- **THE REQUEST**:
Search the material below for the string "into" and list each line that holds it.

________________

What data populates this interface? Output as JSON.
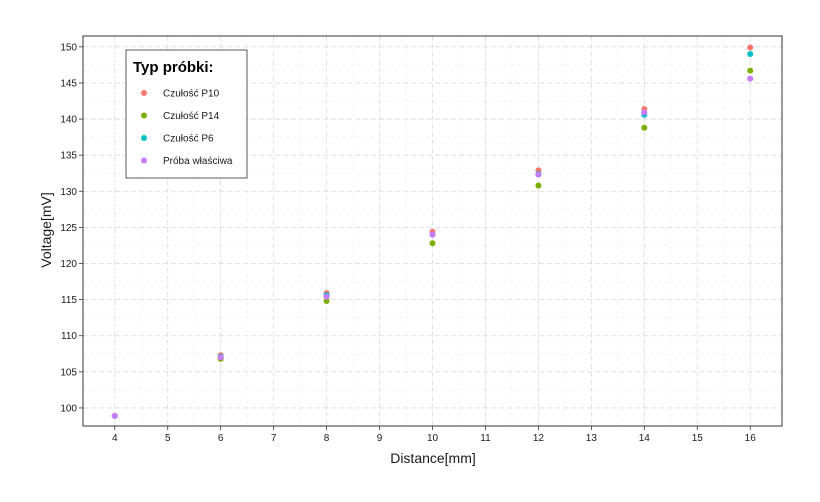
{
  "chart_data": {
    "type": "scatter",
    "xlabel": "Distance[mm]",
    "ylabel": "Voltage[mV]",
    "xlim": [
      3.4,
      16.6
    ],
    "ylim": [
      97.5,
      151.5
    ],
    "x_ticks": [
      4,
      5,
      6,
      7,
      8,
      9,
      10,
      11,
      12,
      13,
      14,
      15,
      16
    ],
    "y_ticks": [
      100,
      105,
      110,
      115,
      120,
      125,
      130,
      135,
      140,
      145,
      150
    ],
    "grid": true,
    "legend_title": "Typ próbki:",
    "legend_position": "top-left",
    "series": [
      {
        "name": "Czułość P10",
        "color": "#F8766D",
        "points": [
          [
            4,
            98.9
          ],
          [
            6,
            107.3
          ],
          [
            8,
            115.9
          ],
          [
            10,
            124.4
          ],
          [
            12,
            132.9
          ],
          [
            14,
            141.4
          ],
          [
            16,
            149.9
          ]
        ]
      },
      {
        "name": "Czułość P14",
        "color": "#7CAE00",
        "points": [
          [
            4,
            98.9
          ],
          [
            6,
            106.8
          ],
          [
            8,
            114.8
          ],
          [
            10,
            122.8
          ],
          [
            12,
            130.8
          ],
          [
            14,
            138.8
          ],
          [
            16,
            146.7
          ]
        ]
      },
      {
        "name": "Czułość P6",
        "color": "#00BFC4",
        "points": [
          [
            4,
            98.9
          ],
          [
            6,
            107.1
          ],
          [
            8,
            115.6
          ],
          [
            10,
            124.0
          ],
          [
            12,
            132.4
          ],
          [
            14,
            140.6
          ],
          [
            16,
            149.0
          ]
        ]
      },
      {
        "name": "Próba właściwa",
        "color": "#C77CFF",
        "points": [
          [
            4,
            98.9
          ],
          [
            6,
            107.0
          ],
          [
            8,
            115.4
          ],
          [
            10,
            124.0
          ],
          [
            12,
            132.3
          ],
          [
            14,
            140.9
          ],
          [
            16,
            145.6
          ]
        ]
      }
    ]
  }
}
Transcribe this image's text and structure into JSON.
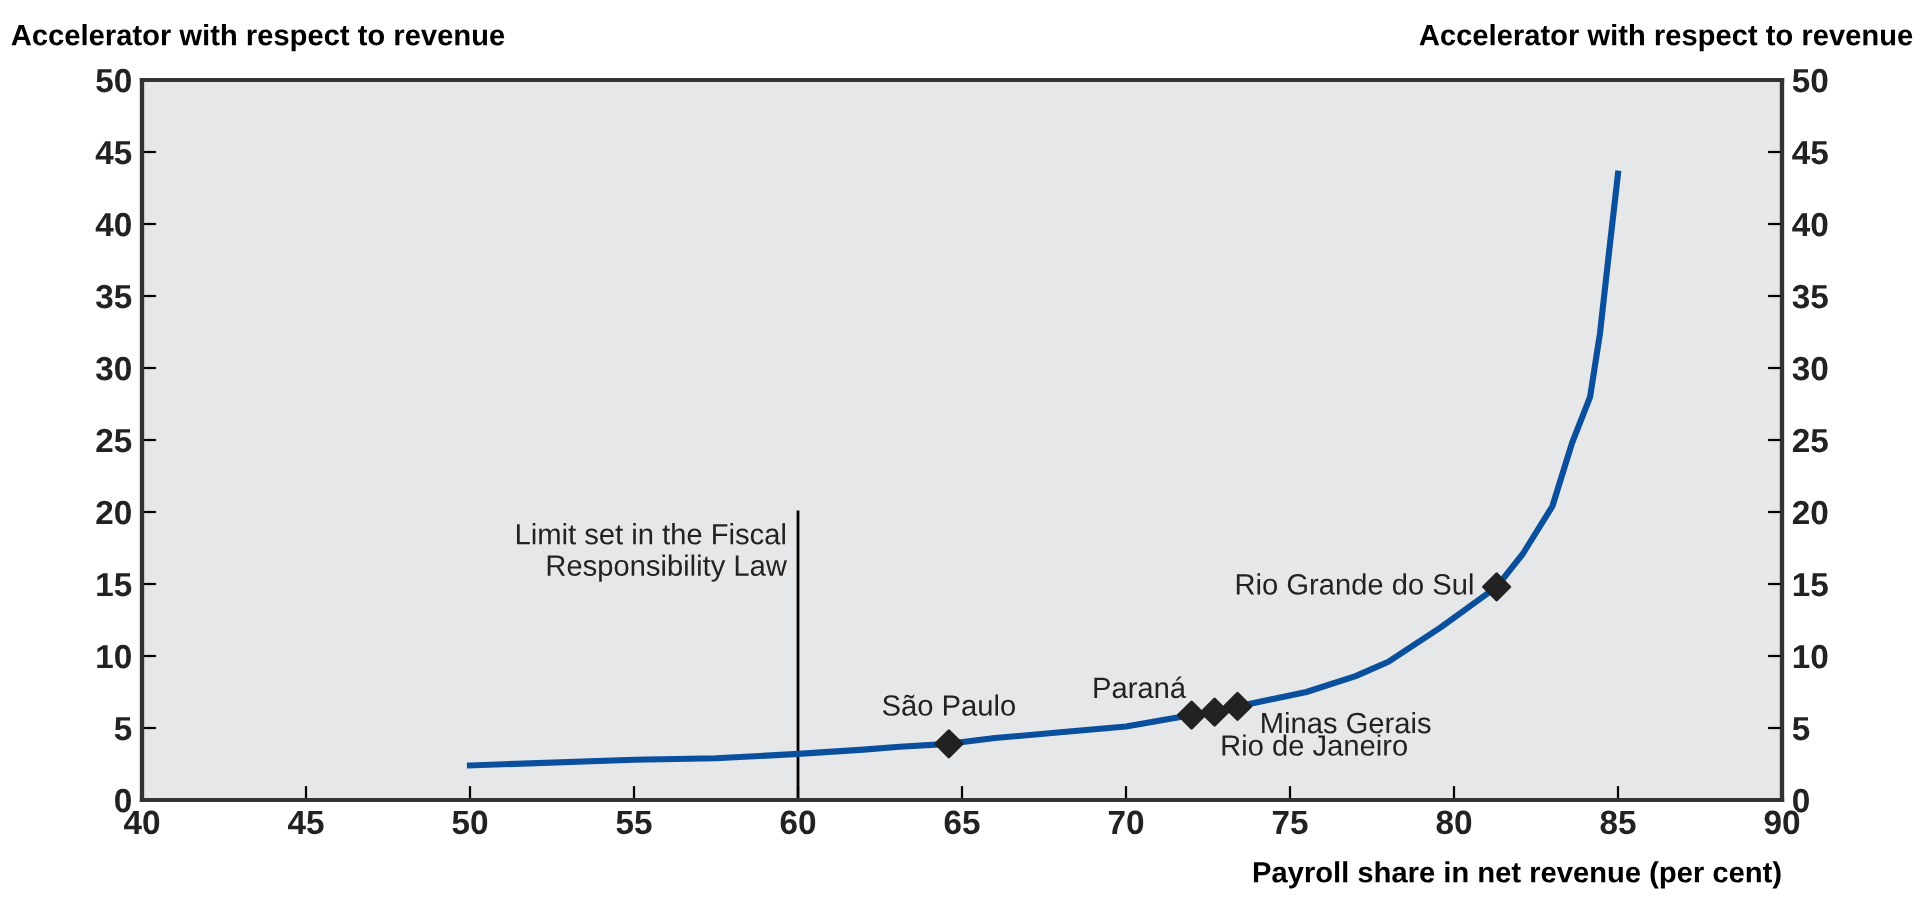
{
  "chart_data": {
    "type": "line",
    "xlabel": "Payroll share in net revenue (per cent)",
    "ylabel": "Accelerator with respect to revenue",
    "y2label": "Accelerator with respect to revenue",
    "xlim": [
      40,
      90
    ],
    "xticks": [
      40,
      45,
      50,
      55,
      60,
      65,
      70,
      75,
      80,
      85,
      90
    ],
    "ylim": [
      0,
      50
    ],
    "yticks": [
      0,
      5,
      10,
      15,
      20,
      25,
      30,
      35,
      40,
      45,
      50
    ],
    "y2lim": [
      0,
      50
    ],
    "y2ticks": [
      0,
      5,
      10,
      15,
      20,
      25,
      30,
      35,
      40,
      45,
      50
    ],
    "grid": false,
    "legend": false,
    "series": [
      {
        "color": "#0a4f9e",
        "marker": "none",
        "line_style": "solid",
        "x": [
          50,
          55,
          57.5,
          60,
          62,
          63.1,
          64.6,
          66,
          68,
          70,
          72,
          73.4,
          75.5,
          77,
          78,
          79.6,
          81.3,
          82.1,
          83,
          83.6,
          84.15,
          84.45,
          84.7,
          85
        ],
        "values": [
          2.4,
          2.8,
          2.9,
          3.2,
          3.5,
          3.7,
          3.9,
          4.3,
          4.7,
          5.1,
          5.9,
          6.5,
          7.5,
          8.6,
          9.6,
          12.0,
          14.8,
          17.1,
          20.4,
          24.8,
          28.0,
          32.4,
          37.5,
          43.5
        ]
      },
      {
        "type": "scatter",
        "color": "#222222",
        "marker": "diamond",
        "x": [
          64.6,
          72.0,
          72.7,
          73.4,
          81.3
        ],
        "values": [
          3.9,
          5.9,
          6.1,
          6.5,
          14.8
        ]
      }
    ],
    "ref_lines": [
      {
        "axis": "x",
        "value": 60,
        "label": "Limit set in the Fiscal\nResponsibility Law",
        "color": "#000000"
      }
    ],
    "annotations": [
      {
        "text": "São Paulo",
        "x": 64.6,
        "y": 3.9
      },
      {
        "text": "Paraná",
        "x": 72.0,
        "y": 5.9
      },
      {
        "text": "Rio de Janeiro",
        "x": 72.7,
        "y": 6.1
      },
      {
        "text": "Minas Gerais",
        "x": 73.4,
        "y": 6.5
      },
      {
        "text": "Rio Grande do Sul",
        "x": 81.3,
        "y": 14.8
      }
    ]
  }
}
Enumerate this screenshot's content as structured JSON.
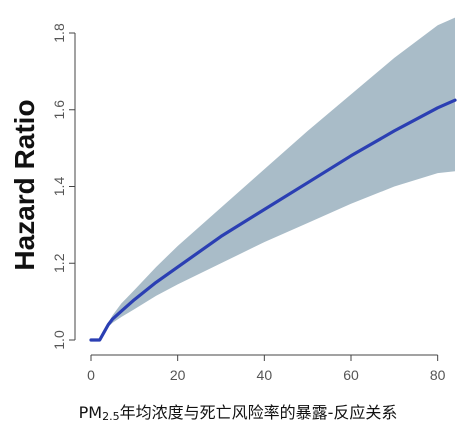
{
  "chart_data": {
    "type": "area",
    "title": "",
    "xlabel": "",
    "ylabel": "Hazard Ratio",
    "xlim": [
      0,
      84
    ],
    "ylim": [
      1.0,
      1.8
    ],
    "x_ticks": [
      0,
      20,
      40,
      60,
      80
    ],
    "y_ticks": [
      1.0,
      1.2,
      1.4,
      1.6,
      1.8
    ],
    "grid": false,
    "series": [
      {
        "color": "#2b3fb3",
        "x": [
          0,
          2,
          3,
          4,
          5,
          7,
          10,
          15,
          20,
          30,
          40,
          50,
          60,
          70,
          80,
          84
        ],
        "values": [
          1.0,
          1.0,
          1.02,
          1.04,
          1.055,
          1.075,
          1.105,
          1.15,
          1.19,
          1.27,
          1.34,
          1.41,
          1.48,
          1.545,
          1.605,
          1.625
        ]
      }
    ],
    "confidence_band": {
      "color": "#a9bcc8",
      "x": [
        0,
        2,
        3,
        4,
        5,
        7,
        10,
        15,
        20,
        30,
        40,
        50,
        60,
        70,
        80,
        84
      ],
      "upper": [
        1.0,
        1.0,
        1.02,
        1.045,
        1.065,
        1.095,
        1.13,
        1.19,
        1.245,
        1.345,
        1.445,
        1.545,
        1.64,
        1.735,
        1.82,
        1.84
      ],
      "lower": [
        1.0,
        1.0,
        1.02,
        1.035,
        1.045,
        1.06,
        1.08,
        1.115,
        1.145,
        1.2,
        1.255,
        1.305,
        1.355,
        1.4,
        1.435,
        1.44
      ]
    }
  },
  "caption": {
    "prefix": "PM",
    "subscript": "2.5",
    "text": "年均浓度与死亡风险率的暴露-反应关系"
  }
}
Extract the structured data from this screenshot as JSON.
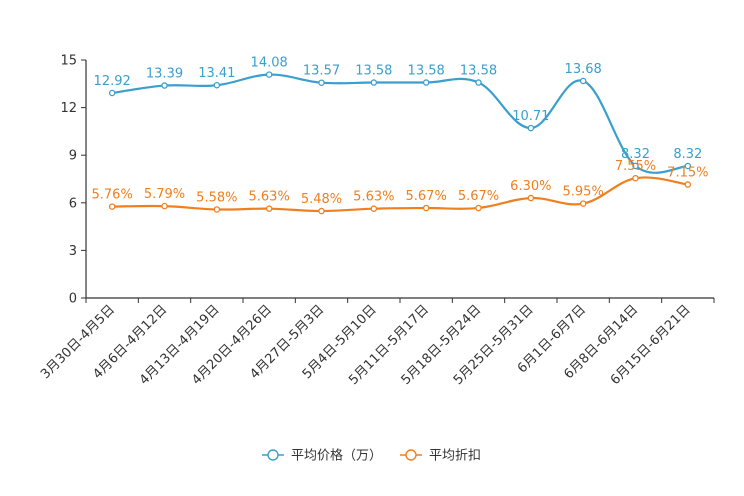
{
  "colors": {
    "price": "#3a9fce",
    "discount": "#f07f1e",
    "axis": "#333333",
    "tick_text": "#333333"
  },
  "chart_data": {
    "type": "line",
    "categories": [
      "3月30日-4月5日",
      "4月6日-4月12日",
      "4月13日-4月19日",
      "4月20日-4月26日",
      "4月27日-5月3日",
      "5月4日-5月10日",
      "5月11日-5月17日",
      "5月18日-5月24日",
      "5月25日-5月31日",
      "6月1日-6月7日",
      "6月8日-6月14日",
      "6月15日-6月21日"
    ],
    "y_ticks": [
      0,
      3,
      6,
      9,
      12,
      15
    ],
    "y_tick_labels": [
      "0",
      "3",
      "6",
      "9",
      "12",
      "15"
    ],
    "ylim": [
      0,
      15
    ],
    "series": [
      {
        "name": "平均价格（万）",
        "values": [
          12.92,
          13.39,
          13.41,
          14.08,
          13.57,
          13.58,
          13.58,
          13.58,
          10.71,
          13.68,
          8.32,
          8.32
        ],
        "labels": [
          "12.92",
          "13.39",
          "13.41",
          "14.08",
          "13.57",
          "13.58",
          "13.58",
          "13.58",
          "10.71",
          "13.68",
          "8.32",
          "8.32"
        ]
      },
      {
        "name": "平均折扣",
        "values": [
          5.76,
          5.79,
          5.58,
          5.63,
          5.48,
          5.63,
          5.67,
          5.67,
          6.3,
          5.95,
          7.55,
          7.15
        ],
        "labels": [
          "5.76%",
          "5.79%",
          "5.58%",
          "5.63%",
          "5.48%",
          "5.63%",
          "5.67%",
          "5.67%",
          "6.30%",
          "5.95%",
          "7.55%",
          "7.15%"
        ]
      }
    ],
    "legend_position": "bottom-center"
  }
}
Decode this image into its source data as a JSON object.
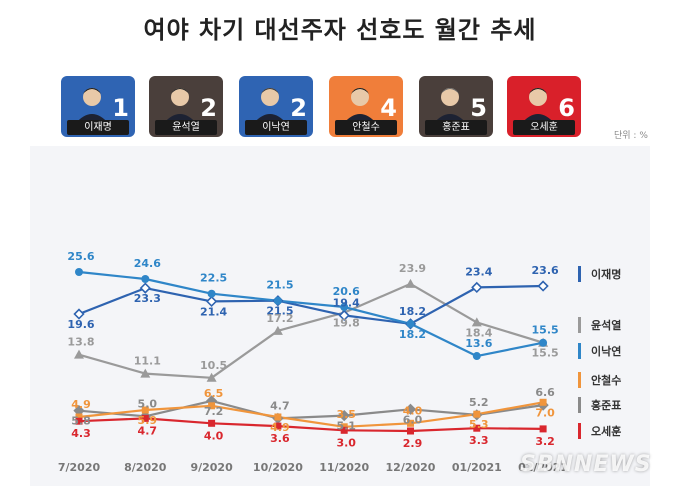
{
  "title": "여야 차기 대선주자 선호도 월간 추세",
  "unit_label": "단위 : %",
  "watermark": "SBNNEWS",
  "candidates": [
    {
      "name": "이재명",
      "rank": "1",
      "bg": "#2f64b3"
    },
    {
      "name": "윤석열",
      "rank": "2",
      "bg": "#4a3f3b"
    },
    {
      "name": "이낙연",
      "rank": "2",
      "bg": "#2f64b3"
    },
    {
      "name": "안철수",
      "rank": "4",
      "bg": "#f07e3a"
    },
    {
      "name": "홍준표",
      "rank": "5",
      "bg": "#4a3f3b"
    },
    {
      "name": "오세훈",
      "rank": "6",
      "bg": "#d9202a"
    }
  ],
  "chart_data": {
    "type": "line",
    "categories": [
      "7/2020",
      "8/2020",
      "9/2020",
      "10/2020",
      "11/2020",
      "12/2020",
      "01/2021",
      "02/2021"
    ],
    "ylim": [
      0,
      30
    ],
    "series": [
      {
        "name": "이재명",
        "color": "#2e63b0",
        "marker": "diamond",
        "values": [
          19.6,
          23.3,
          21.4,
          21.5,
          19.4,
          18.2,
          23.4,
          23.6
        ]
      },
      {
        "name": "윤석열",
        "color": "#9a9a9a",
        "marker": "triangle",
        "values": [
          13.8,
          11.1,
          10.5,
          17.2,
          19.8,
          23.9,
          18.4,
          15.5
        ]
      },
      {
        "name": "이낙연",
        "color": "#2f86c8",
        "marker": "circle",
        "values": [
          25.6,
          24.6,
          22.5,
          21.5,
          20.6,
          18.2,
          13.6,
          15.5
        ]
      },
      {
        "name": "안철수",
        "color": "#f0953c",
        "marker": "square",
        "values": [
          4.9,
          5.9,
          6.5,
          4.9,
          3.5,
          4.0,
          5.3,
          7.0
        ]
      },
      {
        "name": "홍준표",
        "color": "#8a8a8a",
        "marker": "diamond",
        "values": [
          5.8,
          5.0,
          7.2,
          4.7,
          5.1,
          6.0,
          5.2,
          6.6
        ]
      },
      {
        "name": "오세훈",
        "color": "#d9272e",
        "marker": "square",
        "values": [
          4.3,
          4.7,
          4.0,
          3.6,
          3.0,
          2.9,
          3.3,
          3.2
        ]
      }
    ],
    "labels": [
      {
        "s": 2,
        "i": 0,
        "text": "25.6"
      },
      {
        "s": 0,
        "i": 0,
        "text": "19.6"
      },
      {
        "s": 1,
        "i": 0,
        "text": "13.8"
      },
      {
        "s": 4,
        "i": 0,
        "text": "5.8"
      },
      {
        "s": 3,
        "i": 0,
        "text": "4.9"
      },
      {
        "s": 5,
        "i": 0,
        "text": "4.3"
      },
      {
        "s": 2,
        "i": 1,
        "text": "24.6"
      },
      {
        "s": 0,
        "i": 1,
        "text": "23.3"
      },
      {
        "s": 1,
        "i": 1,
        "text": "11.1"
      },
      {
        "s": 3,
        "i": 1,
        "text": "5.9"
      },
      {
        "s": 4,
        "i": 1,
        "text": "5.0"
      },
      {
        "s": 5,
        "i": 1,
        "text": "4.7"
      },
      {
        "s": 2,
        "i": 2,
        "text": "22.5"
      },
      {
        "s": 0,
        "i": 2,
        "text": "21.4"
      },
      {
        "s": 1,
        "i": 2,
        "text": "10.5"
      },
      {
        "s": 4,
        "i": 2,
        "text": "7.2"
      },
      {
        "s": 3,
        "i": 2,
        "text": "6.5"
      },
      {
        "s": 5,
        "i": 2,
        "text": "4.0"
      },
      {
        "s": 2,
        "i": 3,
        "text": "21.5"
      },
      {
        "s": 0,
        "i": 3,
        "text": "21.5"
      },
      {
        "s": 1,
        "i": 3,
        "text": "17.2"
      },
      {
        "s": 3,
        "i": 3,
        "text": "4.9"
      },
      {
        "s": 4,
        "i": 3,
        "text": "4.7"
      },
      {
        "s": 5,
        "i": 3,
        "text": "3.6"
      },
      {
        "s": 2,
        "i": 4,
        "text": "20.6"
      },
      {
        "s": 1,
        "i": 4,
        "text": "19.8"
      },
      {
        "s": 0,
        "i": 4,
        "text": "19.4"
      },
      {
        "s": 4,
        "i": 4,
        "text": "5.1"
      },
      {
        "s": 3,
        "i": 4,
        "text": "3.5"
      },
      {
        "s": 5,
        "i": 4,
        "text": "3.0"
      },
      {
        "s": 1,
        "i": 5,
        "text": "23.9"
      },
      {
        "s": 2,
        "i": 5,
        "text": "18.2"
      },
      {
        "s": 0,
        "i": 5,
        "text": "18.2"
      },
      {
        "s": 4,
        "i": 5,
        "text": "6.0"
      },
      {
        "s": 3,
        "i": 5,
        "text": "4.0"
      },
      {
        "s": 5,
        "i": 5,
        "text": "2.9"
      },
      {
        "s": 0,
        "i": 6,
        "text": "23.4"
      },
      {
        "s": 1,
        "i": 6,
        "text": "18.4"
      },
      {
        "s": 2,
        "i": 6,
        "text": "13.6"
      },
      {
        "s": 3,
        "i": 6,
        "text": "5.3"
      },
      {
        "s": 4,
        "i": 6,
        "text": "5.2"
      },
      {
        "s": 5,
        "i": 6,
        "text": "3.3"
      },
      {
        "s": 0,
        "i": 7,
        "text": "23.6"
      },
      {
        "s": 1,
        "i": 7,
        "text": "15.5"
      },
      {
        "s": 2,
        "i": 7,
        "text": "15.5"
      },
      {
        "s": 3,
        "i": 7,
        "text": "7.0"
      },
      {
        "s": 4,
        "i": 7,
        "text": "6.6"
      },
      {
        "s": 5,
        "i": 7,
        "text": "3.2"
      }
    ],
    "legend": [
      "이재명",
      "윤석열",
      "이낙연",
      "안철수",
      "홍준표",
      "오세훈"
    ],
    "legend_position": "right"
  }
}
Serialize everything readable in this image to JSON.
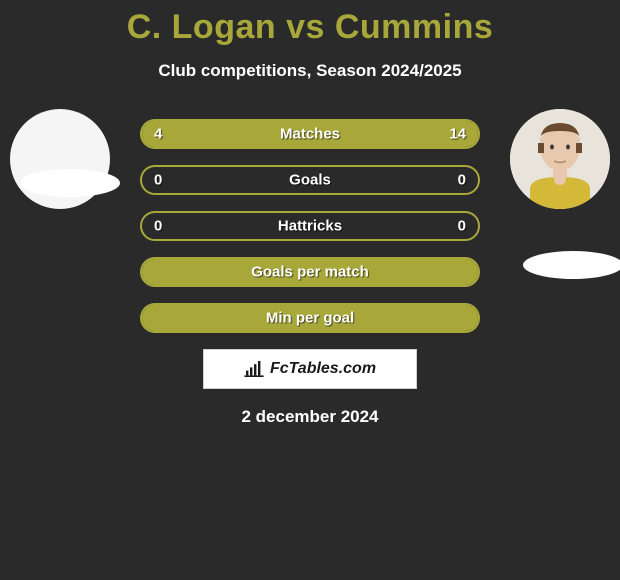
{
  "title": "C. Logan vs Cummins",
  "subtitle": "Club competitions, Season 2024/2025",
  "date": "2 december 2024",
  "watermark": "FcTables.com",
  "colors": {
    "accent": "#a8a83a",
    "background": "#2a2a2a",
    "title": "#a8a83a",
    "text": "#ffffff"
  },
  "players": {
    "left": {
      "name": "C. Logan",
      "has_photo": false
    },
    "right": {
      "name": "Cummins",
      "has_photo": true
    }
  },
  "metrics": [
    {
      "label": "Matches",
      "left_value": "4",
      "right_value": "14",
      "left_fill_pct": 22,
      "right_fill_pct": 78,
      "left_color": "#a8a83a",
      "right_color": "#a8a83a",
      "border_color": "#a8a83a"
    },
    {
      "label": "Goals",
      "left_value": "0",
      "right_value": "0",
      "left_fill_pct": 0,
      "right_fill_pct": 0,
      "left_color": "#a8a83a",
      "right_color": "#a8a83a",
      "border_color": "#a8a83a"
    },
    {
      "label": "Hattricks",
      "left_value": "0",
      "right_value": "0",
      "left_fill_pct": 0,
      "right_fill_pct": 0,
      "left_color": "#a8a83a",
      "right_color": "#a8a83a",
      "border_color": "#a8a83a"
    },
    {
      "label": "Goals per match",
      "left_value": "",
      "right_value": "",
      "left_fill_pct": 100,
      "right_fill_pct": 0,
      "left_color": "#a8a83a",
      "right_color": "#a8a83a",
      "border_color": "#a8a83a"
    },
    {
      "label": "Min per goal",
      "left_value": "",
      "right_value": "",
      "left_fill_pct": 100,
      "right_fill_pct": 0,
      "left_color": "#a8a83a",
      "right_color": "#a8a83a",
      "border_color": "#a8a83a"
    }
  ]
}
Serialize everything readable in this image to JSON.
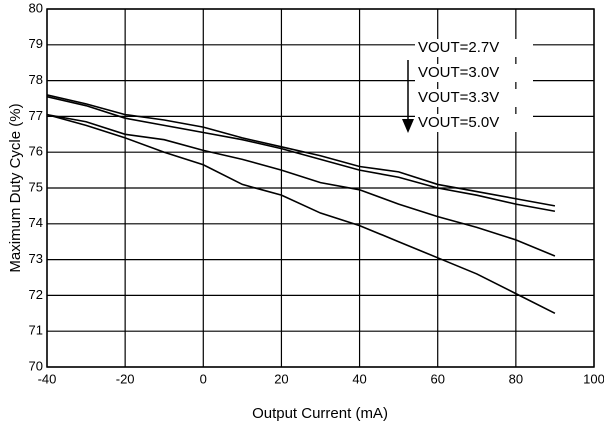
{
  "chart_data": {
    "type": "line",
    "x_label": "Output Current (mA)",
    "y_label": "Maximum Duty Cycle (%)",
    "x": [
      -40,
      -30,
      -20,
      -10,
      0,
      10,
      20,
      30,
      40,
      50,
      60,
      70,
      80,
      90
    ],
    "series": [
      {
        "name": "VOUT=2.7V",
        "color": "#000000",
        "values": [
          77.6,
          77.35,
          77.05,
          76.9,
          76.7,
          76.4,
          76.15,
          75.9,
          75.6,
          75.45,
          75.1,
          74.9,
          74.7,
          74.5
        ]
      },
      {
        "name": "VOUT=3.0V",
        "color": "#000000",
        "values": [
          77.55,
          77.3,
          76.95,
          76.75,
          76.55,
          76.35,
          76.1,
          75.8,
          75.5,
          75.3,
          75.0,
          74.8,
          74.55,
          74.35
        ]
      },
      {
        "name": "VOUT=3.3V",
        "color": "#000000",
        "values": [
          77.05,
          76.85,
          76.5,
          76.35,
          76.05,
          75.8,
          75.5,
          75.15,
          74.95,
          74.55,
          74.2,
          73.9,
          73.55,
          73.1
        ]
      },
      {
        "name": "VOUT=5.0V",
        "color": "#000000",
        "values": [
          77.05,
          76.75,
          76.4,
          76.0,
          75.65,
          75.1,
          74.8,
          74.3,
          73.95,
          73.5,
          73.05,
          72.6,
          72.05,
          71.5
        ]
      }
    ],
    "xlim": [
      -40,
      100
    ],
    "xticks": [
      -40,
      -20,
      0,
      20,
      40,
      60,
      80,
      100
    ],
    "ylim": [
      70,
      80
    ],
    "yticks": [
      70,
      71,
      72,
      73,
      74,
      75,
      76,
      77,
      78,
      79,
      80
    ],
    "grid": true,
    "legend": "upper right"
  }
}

________________

- **RESPONSE BELOW**:
Transcribe this image's text and structure into JSON.
Decode this image into its source data as a JSON object.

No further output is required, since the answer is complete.